- Work to be completed
Copy every line from the records below that holds the word "arrow".

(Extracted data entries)
################

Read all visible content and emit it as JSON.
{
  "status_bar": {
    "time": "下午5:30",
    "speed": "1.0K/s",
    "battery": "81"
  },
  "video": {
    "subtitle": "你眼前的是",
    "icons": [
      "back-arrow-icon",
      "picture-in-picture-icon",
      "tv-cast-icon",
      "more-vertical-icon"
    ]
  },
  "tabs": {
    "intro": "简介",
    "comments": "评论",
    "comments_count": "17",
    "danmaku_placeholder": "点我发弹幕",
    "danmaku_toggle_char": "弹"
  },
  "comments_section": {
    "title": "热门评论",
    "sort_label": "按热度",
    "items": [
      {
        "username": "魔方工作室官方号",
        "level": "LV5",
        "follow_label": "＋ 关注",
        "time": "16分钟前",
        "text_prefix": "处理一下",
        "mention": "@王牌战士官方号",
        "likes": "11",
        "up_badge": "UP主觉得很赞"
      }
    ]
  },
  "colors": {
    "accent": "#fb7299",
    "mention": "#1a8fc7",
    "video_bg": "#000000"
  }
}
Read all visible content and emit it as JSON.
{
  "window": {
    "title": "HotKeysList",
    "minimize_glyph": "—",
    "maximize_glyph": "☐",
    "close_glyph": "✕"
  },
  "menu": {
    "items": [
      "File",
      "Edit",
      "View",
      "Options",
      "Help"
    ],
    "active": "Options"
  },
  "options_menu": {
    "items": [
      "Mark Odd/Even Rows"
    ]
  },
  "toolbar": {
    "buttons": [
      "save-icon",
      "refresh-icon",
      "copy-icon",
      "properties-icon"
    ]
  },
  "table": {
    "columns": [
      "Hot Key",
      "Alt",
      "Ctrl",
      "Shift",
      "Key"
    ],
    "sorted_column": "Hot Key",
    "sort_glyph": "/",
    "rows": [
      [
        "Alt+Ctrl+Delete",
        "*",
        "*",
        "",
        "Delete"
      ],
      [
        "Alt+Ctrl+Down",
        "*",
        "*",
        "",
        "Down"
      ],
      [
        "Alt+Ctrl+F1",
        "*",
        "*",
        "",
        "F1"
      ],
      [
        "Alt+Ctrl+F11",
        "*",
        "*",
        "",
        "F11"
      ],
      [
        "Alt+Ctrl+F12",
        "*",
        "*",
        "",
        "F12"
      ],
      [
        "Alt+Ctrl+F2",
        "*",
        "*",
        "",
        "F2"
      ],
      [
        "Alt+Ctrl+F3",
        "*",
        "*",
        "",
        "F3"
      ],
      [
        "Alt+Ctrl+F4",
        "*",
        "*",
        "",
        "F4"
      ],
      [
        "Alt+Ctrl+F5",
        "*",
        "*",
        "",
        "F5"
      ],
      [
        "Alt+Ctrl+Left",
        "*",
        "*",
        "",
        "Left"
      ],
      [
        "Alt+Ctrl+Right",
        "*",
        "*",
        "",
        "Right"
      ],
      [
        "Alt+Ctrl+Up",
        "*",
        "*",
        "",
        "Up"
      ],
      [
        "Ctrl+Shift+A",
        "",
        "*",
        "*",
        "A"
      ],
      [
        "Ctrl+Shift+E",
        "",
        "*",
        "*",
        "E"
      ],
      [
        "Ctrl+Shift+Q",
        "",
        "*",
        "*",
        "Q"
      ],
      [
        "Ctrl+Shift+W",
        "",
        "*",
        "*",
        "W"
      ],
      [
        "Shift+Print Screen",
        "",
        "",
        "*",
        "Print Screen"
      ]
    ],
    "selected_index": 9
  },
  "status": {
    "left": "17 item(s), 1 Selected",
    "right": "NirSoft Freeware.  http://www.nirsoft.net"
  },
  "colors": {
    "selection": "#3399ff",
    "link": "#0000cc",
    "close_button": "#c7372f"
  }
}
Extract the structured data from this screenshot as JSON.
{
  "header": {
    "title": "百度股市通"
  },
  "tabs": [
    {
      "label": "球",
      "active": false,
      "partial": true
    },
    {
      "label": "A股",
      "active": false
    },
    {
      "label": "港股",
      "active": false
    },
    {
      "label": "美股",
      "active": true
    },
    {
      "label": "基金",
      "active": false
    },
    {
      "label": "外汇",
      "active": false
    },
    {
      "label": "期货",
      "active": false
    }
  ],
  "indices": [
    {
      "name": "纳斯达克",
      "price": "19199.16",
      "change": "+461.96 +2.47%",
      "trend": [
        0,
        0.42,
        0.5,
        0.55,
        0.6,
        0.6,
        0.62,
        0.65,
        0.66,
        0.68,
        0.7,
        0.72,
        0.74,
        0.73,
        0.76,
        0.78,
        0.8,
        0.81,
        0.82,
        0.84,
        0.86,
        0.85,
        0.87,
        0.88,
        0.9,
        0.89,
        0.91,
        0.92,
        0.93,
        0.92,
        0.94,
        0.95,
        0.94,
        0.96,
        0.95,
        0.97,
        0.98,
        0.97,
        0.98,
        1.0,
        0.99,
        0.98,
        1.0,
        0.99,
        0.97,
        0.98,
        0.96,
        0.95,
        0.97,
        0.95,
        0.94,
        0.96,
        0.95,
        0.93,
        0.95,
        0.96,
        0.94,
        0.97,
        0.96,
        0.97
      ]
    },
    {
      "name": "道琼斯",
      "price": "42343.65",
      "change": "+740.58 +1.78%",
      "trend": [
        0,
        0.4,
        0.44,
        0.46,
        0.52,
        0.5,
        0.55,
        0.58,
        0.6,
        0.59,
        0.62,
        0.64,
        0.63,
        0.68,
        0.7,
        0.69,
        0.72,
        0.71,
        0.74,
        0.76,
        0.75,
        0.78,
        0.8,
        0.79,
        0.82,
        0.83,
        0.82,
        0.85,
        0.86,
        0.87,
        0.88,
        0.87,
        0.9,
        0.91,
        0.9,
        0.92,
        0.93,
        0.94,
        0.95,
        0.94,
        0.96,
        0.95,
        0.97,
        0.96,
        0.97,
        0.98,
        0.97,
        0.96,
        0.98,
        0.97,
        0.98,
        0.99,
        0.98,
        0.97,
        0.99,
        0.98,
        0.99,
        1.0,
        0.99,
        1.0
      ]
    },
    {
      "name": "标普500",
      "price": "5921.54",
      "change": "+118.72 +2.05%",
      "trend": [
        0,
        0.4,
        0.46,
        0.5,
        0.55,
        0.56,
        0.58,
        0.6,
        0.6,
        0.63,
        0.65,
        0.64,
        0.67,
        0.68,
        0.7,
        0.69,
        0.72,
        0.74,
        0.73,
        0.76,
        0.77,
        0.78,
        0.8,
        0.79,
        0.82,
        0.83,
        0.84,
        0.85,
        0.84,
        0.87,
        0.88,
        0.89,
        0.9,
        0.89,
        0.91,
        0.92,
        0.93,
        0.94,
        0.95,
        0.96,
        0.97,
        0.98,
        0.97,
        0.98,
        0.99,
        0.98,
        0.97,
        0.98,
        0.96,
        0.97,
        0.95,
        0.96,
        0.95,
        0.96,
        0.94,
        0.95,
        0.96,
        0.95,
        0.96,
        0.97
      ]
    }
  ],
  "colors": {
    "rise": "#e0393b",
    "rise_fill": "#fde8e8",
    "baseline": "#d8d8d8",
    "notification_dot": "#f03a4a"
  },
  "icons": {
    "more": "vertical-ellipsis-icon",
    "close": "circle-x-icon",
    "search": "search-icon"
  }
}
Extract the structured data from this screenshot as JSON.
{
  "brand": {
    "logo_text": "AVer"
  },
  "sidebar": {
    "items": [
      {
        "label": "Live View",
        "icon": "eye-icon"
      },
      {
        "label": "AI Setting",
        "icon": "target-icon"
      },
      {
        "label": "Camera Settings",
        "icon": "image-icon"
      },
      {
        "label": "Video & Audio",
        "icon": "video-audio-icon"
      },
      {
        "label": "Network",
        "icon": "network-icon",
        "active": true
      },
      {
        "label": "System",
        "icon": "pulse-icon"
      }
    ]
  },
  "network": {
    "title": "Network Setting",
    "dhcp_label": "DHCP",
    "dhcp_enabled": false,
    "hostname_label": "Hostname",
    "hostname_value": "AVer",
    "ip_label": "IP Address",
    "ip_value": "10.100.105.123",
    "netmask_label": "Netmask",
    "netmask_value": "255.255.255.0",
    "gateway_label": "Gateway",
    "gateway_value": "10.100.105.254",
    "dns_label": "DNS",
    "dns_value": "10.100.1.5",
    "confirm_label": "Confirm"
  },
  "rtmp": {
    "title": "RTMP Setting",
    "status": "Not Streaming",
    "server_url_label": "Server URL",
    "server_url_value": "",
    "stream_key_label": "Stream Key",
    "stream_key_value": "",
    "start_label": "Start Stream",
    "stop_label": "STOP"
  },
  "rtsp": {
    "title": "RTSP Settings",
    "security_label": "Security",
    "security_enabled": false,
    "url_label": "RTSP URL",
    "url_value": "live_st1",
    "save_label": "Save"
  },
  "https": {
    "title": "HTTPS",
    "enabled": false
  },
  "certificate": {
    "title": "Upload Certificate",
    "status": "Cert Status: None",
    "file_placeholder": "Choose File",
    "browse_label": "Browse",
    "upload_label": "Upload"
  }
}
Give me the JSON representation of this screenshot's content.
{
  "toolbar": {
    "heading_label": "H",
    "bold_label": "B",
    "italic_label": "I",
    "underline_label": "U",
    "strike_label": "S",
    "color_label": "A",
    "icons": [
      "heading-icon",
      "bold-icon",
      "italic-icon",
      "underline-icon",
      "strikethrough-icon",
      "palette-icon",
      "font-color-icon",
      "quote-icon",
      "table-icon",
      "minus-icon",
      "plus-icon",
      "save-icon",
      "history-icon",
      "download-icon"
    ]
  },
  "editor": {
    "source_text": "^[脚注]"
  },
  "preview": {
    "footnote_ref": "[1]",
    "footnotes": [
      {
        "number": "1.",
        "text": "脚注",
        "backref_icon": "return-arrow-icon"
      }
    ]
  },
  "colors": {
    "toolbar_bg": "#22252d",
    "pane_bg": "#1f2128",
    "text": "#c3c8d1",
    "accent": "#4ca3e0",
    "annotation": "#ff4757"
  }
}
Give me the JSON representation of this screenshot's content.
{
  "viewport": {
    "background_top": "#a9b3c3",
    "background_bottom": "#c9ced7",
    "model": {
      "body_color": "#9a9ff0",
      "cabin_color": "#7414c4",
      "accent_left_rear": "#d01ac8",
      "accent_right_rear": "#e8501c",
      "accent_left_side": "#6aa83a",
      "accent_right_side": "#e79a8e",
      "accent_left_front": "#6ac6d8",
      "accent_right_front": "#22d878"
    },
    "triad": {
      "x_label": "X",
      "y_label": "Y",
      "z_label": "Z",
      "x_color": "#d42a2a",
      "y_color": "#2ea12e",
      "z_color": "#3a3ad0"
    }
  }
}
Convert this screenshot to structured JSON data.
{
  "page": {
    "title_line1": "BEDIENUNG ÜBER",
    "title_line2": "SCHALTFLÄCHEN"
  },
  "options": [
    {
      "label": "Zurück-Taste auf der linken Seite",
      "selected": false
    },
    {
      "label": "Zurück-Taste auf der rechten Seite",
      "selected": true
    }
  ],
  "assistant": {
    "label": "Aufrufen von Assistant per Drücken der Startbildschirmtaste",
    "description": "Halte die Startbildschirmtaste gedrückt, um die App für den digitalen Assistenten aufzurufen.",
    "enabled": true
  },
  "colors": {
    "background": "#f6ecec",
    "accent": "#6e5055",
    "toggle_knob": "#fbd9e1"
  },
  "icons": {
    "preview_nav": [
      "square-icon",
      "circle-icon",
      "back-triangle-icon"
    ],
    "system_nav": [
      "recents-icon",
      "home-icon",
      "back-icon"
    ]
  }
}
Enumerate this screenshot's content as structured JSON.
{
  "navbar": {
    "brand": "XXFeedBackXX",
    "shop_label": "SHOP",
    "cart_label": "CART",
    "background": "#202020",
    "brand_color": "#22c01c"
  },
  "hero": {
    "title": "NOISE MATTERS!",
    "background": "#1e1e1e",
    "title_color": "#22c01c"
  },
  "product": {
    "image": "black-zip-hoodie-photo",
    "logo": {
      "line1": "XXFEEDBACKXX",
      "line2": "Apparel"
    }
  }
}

################

- The response
      "back-arrow-icon",
        "backref_icon": "return-arrow-icon"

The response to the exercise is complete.